**TASK PROMPT**
Copy out the entries in full and with complete accuracy; pictures are excluded.

**MATERIAL FOR THIS TASK**
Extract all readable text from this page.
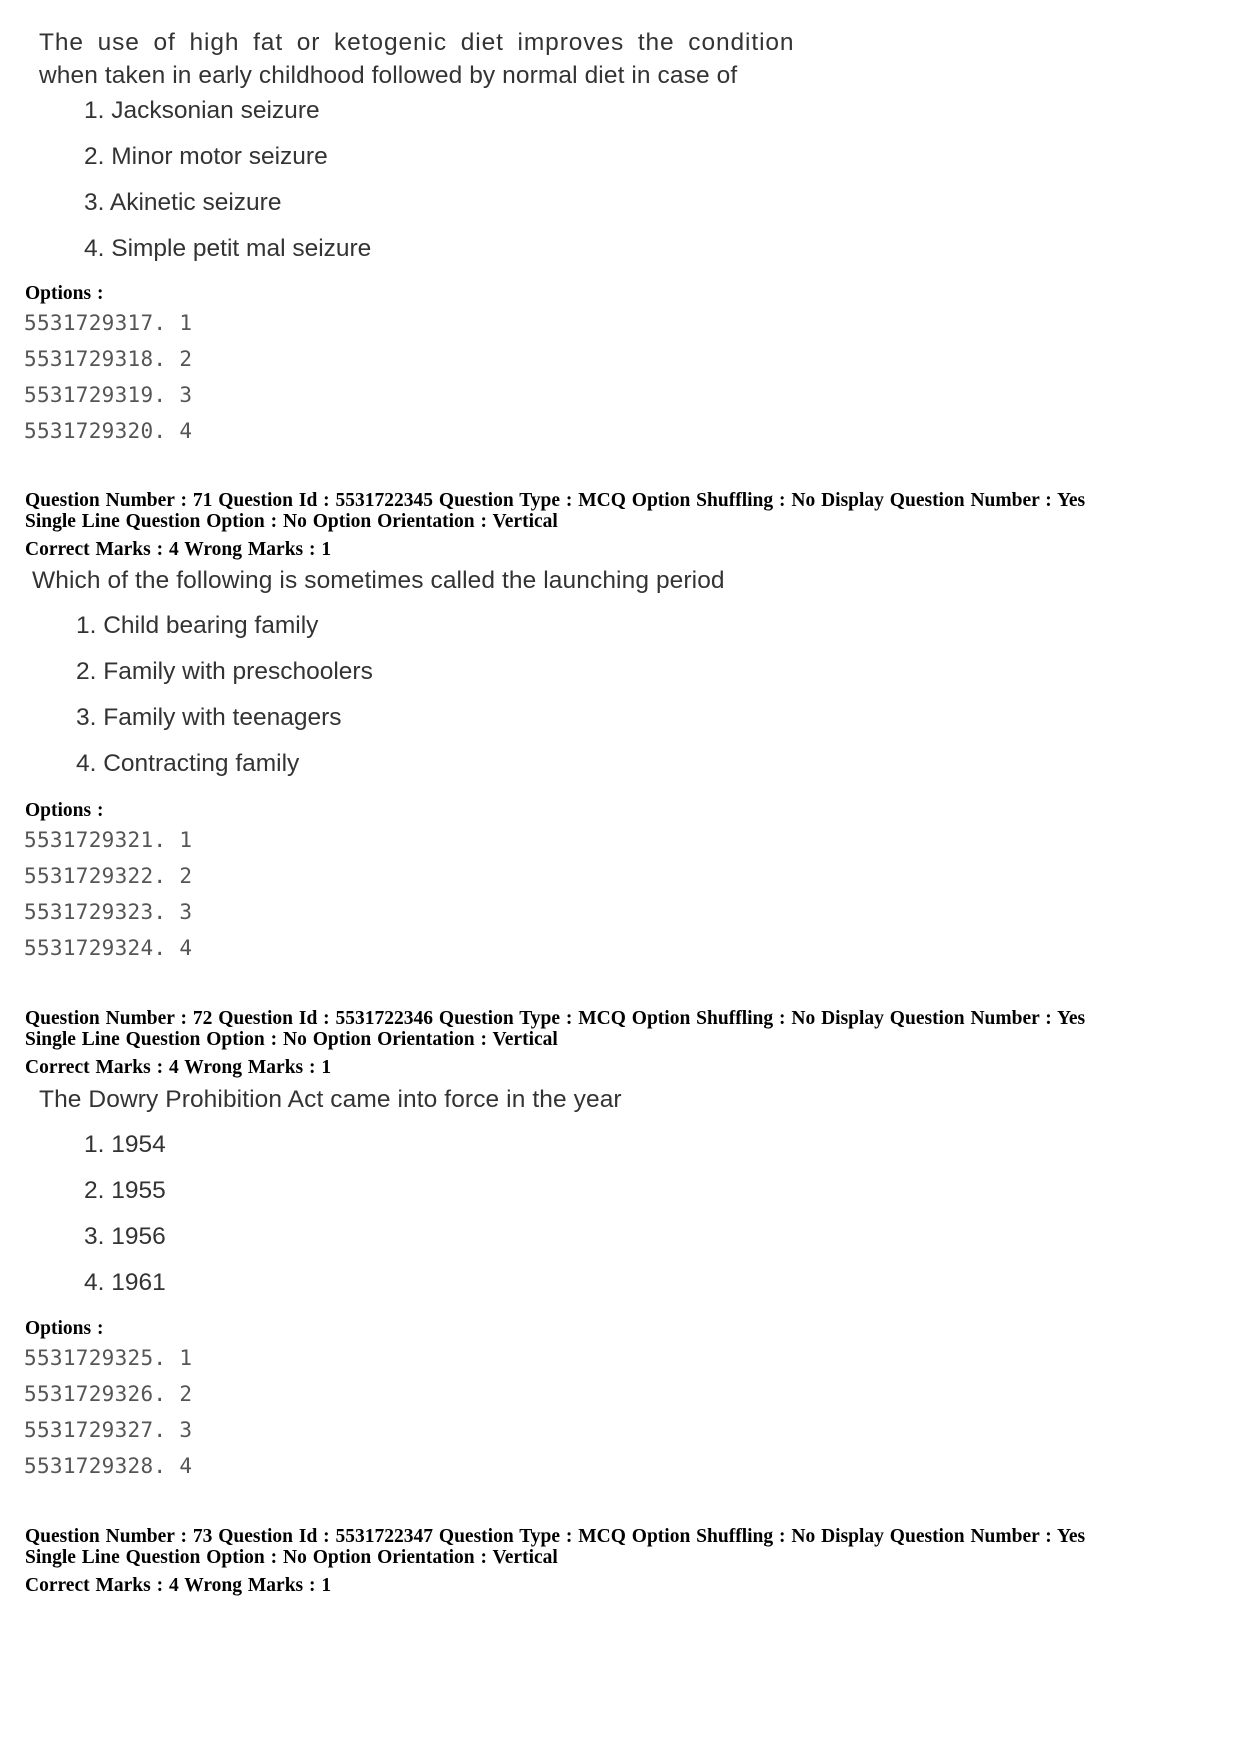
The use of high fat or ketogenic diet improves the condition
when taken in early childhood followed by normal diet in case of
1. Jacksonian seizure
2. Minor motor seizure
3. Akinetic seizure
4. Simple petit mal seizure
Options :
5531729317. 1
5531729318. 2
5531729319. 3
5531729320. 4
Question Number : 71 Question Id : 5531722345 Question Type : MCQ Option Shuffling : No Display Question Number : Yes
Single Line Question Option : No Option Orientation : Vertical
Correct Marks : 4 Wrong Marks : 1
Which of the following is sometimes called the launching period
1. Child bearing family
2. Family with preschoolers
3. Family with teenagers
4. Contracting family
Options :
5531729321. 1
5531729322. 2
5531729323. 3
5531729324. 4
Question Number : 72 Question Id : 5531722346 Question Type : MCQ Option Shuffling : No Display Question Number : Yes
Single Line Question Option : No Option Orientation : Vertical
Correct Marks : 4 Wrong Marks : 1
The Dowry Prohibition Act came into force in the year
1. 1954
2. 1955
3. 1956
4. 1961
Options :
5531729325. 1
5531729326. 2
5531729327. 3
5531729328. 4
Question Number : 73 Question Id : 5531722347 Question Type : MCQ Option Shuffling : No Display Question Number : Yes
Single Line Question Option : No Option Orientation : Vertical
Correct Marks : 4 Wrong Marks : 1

**SOLUTION BELOW**
Extract all readable text from this page.
The use of high fat or ketogenic diet improves the condition
when taken in early childhood followed by normal diet in case of
1. Jacksonian seizure
2. Minor motor seizure
3. Akinetic seizure
4. Simple petit mal seizure
Options :
5531729317. 1
5531729318. 2
5531729319. 3
5531729320. 4
Question Number : 71 Question Id : 5531722345 Question Type : MCQ Option Shuffling : No Display Question Number : Yes
Single Line Question Option : No Option Orientation : Vertical
Correct Marks : 4 Wrong Marks : 1
Which of the following is sometimes called the launching period
1. Child bearing family
2. Family with preschoolers
3. Family with teenagers
4. Contracting family
Options :
5531729321. 1
5531729322. 2
5531729323. 3
5531729324. 4
Question Number : 72 Question Id : 5531722346 Question Type : MCQ Option Shuffling : No Display Question Number : Yes
Single Line Question Option : No Option Orientation : Vertical
Correct Marks : 4 Wrong Marks : 1
The Dowry Prohibition Act came into force in the year
1. 1954
2. 1955
3. 1956
4. 1961
Options :
5531729325. 1
5531729326. 2
5531729327. 3
5531729328. 4
Question Number : 73 Question Id : 5531722347 Question Type : MCQ Option Shuffling : No Display Question Number : Yes
Single Line Question Option : No Option Orientation : Vertical
Correct Marks : 4 Wrong Marks : 1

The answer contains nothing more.